To be done => Count every line in the data below where "should" occurs, then state that number and nothing more.

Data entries
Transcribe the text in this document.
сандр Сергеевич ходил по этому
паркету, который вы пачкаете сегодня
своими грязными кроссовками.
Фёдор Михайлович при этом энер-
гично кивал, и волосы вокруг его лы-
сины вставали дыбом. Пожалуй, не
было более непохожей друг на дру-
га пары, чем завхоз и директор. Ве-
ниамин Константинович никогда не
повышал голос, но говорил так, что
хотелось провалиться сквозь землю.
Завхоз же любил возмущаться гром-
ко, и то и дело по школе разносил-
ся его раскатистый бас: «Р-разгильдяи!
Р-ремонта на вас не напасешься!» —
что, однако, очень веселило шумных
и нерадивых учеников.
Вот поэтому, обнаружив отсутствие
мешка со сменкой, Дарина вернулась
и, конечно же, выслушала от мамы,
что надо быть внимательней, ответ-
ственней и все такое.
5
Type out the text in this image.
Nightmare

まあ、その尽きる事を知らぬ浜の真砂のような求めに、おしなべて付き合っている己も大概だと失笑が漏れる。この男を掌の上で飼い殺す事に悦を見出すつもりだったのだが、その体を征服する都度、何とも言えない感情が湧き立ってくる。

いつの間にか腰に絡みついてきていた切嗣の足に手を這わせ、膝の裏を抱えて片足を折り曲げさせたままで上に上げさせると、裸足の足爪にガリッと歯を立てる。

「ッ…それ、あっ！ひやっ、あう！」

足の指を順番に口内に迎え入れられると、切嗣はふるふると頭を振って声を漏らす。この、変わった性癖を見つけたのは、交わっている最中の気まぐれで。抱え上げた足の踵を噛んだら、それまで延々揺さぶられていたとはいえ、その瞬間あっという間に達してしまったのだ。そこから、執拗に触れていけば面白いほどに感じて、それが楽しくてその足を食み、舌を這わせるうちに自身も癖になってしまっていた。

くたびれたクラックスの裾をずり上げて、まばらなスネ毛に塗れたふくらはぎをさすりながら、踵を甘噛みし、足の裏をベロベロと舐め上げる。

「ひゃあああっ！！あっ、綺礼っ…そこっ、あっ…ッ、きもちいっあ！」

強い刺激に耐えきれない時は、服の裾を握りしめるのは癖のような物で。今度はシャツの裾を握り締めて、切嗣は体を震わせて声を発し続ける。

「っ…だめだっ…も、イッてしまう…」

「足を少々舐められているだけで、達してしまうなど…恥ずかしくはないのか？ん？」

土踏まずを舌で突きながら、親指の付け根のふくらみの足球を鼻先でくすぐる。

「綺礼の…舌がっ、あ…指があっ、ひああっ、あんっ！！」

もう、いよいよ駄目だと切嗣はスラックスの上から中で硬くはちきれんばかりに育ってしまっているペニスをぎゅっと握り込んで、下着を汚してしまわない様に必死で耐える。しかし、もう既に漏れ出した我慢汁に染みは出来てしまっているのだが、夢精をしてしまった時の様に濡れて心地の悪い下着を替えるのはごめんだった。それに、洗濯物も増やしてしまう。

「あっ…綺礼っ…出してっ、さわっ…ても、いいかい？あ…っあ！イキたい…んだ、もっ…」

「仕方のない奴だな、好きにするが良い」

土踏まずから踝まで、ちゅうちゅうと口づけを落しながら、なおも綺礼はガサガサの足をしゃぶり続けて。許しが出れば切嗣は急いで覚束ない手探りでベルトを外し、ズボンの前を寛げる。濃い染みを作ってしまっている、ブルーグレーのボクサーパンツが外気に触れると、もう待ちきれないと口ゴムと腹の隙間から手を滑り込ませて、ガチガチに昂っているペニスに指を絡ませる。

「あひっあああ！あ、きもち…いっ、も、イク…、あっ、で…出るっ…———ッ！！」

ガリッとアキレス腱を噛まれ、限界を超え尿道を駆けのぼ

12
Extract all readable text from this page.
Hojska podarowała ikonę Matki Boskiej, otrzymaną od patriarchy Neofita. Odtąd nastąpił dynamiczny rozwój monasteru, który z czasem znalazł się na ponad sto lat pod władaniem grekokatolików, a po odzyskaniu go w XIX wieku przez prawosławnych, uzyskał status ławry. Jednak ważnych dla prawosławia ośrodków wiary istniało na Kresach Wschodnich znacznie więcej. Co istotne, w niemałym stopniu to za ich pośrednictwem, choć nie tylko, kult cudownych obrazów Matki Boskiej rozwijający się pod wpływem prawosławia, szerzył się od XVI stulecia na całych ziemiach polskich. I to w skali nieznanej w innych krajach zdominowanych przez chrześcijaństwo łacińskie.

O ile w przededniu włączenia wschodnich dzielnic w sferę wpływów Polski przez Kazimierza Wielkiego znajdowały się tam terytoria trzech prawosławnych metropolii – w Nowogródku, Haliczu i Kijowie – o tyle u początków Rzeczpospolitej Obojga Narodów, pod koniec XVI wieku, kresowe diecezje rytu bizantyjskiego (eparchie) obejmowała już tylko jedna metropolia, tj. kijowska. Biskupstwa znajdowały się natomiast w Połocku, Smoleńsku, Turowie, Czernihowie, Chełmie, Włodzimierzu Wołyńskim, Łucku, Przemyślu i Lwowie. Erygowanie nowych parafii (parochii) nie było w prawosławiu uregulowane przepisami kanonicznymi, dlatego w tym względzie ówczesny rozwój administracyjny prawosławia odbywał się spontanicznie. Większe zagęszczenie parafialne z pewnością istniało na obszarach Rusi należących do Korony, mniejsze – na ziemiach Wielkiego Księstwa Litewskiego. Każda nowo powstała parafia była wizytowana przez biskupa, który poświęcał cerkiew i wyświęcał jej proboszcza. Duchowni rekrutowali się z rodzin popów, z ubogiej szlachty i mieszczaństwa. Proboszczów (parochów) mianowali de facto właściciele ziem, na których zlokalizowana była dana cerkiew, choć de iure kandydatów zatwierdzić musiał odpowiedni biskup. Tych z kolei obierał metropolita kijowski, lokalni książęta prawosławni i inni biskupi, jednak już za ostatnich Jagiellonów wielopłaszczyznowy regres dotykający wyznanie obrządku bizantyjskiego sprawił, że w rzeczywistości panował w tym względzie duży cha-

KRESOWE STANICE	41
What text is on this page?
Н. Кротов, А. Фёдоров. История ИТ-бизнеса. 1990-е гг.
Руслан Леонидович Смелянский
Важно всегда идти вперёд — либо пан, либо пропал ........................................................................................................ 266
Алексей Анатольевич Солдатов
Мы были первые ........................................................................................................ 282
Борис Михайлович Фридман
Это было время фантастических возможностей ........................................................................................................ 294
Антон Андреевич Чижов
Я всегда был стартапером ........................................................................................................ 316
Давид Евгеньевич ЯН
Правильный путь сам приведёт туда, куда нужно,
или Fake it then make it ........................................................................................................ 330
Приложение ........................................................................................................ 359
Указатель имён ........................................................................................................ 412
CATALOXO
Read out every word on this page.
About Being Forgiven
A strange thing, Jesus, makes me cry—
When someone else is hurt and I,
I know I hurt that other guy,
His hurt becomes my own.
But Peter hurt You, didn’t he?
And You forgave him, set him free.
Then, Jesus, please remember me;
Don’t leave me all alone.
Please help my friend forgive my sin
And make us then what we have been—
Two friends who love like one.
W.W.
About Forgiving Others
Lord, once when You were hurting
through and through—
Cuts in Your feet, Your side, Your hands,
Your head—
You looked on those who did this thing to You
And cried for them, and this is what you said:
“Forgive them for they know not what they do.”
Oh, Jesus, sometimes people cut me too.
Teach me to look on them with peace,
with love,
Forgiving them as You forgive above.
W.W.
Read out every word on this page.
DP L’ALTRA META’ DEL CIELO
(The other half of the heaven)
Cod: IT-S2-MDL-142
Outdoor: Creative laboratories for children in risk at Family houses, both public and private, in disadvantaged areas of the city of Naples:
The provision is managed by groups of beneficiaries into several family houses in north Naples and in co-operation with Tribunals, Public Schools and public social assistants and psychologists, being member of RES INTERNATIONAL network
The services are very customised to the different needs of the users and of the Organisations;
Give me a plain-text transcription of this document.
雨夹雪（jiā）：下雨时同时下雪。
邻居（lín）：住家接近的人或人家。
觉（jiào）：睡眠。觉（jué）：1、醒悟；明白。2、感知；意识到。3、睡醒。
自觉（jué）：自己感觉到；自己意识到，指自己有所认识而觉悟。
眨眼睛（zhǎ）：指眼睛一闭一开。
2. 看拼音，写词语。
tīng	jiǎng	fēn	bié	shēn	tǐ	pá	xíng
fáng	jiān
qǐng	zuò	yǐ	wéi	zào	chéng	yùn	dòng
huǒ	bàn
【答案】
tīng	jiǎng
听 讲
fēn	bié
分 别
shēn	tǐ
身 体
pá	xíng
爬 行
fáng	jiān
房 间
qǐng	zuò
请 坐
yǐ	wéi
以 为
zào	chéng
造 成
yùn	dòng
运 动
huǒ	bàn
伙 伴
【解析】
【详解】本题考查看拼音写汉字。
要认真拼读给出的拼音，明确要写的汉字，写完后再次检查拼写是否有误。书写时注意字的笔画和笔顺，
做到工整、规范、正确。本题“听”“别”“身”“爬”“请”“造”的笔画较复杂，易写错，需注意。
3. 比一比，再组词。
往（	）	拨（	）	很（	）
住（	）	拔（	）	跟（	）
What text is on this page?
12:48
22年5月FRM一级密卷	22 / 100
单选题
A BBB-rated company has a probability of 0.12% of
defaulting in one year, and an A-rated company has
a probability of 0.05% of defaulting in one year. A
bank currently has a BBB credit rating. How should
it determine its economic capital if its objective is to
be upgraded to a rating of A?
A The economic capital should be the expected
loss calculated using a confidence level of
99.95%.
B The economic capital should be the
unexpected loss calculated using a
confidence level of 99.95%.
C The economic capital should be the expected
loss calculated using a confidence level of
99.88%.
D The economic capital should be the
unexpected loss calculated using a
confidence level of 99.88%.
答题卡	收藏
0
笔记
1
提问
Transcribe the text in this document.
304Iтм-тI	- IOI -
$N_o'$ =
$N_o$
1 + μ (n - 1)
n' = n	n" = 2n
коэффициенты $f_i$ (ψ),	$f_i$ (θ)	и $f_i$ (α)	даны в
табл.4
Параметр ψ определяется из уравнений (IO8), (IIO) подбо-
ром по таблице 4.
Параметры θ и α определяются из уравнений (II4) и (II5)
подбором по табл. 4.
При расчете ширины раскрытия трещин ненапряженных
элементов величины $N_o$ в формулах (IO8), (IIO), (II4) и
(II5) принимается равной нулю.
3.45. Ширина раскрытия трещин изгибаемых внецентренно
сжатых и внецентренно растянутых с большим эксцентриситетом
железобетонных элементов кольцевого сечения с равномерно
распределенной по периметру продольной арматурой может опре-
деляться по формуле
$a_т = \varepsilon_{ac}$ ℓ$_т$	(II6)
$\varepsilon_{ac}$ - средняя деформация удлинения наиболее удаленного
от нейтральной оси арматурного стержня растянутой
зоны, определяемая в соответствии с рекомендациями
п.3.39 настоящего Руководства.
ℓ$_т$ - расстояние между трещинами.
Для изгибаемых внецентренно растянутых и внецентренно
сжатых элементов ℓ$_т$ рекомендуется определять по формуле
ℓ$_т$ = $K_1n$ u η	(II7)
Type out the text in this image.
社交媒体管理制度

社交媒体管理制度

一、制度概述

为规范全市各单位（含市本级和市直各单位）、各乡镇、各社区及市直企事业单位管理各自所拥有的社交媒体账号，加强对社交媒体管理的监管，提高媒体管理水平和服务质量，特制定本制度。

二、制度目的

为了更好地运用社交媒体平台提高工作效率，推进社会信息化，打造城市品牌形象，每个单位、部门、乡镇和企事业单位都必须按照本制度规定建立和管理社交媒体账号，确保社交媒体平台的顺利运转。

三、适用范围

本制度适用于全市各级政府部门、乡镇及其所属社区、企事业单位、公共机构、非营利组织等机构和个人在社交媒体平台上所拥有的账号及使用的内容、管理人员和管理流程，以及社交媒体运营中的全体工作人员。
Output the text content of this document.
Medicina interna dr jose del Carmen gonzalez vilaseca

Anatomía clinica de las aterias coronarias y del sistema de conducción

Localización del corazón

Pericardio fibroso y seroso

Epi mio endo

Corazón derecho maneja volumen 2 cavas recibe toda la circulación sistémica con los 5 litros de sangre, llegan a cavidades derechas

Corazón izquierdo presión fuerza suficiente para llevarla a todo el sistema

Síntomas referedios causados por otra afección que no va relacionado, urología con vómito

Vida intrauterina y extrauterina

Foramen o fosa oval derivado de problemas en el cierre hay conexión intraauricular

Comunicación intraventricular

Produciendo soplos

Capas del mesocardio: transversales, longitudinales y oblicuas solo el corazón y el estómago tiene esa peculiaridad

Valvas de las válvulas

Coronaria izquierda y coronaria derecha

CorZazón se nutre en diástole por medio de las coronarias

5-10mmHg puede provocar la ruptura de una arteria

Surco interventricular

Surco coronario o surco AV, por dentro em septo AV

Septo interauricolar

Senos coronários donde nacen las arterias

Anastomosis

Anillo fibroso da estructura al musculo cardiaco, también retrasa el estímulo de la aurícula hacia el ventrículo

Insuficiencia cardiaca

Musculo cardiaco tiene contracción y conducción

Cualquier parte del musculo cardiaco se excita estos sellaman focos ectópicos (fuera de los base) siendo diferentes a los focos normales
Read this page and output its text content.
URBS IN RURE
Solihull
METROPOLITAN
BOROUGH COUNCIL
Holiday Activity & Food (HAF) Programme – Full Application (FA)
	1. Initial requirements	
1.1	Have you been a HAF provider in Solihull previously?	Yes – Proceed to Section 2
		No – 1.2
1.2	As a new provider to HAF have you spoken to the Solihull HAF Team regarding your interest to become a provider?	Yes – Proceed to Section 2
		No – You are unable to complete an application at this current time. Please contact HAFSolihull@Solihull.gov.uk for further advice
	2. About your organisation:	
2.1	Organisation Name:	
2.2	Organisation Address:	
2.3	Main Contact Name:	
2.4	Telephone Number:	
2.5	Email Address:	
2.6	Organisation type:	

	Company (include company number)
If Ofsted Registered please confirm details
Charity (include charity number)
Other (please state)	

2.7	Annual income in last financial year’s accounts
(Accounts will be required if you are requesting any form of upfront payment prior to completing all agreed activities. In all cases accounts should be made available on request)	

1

Solution for this task => 6